# Given request:
The listing below should be written out exactly; please include all of it.

# Rows from a dataset:
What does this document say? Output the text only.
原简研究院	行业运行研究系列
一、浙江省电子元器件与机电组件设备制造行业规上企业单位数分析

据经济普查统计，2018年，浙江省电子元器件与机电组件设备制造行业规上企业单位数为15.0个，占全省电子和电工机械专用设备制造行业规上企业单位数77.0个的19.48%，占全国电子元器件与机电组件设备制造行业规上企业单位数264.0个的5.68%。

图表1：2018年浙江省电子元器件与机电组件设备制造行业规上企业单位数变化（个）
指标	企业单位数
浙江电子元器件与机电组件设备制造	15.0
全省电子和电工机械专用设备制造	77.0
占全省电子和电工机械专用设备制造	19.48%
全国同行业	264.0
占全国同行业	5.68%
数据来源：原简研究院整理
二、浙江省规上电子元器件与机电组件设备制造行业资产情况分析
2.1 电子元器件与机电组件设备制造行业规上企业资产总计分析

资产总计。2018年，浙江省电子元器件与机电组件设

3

# Reply to the exercise:
What does this document say? Output the text only.
原简研究院	行业运行研究系列
一、浙江省电子元器件与机电组件设备制造行业规上企业单位数分析

据经济普查统计，2018年，浙江省电子元器件与机电组件设备制造行业规上企业单位数为15.0个，占全省电子和电工机械专用设备制造行业规上企业单位数77.0个的19.48%，占全国电子元器件与机电组件设备制造行业规上企业单位数264.0个的5.68%。

图表1：2018年浙江省电子元器件与机电组件设备制造行业规上企业单位数变化（个）
指标	企业单位数
浙江电子元器件与机电组件设备制造	15.0
全省电子和电工机械专用设备制造	77.0
占全省电子和电工机械专用设备制造	19.48%
全国同行业	264.0
占全国同行业	5.68%
数据来源：原简研究院整理
二、浙江省规上电子元器件与机电组件设备制造行业资产情况分析
2.1 电子元器件与机电组件设备制造行业规上企业资产总计分析

资产总计。2018年，浙江省电子元器件与机电组件设

3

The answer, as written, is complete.